» **Exercise description**
Output all of the records exactly as written.

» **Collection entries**
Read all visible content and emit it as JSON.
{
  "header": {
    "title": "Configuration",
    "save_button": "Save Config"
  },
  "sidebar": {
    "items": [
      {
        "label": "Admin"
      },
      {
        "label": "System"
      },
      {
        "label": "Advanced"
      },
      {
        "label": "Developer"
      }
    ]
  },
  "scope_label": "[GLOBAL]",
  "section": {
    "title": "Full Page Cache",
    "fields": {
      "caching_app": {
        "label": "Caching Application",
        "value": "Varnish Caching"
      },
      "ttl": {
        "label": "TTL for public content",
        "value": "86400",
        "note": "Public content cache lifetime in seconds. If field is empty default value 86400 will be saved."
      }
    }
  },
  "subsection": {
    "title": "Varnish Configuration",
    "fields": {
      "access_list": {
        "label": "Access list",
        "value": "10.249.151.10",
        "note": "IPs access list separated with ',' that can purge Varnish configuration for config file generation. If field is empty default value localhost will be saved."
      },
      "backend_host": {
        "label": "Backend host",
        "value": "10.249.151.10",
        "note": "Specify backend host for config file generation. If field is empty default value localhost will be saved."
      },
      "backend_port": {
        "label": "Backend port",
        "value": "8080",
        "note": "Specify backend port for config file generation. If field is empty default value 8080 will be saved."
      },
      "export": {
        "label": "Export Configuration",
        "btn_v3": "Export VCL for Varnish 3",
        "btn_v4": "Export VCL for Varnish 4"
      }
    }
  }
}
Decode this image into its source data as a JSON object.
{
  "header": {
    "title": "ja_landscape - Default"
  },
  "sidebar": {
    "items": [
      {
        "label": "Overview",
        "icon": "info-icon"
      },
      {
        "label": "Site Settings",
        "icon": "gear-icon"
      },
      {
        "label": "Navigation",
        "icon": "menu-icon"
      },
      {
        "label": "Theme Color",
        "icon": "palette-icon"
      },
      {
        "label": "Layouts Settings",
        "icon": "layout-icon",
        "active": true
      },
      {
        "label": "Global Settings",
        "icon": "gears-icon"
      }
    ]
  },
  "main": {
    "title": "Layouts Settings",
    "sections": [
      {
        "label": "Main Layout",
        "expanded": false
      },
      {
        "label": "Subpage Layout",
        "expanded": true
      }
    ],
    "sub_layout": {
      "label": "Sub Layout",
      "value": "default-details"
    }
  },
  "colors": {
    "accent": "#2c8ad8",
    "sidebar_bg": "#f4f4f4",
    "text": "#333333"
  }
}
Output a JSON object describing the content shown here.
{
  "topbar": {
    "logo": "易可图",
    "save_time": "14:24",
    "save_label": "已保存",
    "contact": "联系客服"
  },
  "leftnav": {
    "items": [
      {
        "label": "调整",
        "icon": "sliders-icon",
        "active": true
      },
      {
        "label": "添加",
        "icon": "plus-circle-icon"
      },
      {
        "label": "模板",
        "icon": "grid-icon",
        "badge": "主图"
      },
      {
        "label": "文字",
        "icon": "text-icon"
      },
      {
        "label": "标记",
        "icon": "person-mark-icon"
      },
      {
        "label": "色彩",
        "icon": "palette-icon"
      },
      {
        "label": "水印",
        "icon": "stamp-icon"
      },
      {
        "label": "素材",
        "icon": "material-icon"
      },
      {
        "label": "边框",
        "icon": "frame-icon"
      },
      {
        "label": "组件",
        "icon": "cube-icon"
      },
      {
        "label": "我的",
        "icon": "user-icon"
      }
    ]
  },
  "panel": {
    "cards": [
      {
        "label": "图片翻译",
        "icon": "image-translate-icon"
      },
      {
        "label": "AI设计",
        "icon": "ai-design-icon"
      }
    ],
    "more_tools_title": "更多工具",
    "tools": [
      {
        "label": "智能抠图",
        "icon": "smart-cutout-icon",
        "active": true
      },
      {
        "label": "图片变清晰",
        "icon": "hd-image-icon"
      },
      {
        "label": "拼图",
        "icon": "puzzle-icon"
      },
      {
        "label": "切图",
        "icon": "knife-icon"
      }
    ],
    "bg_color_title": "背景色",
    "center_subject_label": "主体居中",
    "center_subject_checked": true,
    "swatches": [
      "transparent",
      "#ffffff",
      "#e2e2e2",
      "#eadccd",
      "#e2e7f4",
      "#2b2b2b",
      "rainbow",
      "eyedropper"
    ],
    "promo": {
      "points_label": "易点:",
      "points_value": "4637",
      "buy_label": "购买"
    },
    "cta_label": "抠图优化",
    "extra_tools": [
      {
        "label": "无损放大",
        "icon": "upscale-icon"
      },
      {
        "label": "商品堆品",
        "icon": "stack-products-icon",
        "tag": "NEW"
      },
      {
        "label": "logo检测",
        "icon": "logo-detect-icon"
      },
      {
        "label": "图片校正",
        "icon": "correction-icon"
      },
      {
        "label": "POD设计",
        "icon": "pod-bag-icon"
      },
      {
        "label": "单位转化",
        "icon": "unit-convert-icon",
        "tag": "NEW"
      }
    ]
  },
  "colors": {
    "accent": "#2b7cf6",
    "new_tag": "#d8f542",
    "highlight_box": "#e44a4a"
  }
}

» **Answer to the problem**
Read all visible content and emit it as JSON.
{
  "header": {
    "title": "Configuration",
    "save_button": "Save Config"
  },
  "sidebar": {
    "items": [
      {
        "label": "Admin"
      },
      {
        "label": "System"
      },
      {
        "label": "Advanced"
      },
      {
        "label": "Developer"
      }
    ]
  },
  "scope_label": "[GLOBAL]",
  "section": {
    "title": "Full Page Cache",
    "fields": {
      "caching_app": {
        "label": "Caching Application",
        "value": "Varnish Caching"
      },
      "ttl": {
        "label": "TTL for public content",
        "value": "86400",
        "note": "Public content cache lifetime in seconds. If field is empty default value 86400 will be saved."
      }
    }
  },
  "subsection": {
    "title": "Varnish Configuration",
    "fields": {
      "access_list": {
        "label": "Access list",
        "value": "10.249.151.10",
        "note": "IPs access list separated with ',' that can purge Varnish configuration for config file generation. If field is empty default value localhost will be saved."
      },
      "backend_host": {
        "label": "Backend host",
        "value": "10.249.151.10",
        "note": "Specify backend host for config file generation. If field is empty default value localhost will be saved."
      },
      "backend_port": {
        "label": "Backend port",
        "value": "8080",
        "note": "Specify backend port for config file generation. If field is empty default value 8080 will be saved."
      },
      "export": {
        "label": "Export Configuration",
        "btn_v3": "Export VCL for Varnish 3",
        "btn_v4": "Export VCL for Varnish 4"
      }
    }
  }
}
Decode this image into its source data as a JSON object.
{
  "header": {
    "title": "ja_landscape - Default"
  },
  "sidebar": {
    "items": [
      {
        "label": "Overview",
        "icon": "info-icon"
      },
      {
        "label": "Site Settings",
        "icon": "gear-icon"
      },
      {
        "label": "Navigation",
        "icon": "menu-icon"
      },
      {
        "label": "Theme Color",
        "icon": "palette-icon"
      },
      {
        "label": "Layouts Settings",
        "icon": "layout-icon",
        "active": true
      },
      {
        "label": "Global Settings",
        "icon": "gears-icon"
      }
    ]
  },
  "main": {
    "title": "Layouts Settings",
    "sections": [
      {
        "label": "Main Layout",
        "expanded": false
      },
      {
        "label": "Subpage Layout",
        "expanded": true
      }
    ],
    "sub_layout": {
      "label": "Sub Layout",
      "value": "default-details"
    }
  },
  "colors": {
    "accent": "#2c8ad8",
    "sidebar_bg": "#f4f4f4",
    "text": "#333333"
  }
}
Output a JSON object describing the content shown here.
{
  "topbar": {
    "logo": "易可图",
    "save_time": "14:24",
    "save_label": "已保存",
    "contact": "联系客服"
  },
  "leftnav": {
    "items": [
      {
        "label": "调整",
        "icon": "sliders-icon",
        "active": true
      },
      {
        "label": "添加",
        "icon": "plus-circle-icon"
      },
      {
        "label": "模板",
        "icon": "grid-icon",
        "badge": "主图"
      },
      {
        "label": "文字",
        "icon": "text-icon"
      },
      {
        "label": "标记",
        "icon": "person-mark-icon"
      },
      {
        "label": "色彩",
        "icon": "palette-icon"
      },
      {
        "label": "水印",
        "icon": "stamp-icon"
      },
      {
        "label": "素材",
        "icon": "material-icon"
      },
      {
        "label": "边框",
        "icon": "frame-icon"
      },
      {
        "label": "组件",
        "icon": "cube-icon"
      },
      {
        "label": "我的",
        "icon": "user-icon"
      }
    ]
  },
  "panel": {
    "cards": [
      {
        "label": "图片翻译",
        "icon": "image-translate-icon"
      },
      {
        "label": "AI设计",
        "icon": "ai-design-icon"
      }
    ],
    "more_tools_title": "更多工具",
    "tools": [
      {
        "label": "智能抠图",
        "icon": "smart-cutout-icon",
        "active": true
      },
      {
        "label": "图片变清晰",
        "icon": "hd-image-icon"
      },
      {
        "label": "拼图",
        "icon": "puzzle-icon"
      },
      {
        "label": "切图",
        "icon": "knife-icon"
      }
    ],
    "bg_color_title": "背景色",
    "center_subject_label": "主体居中",
    "center_subject_checked": true,
    "swatches": [
      "transparent",
      "#ffffff",
      "#e2e2e2",
      "#eadccd",
      "#e2e7f4",
      "#2b2b2b",
      "rainbow",
      "eyedropper"
    ],
    "promo": {
      "points_label": "易点:",
      "points_value": "4637",
      "buy_label": "购买"
    },
    "cta_label": "抠图优化",
    "extra_tools": [
      {
        "label": "无损放大",
        "icon": "upscale-icon"
      },
      {
        "label": "商品堆品",
        "icon": "stack-products-icon",
        "tag": "NEW"
      },
      {
        "label": "logo检测",
        "icon": "logo-detect-icon"
      },
      {
        "label": "图片校正",
        "icon": "correction-icon"
      },
      {
        "label": "POD设计",
        "icon": "pod-bag-icon"
      },
      {
        "label": "单位转化",
        "icon": "unit-convert-icon",
        "tag": "NEW"
      }
    ]
  },
  "colors": {
    "accent": "#2b7cf6",
    "new_tag": "#d8f542",
    "highlight_box": "#e44a4a"
  }
}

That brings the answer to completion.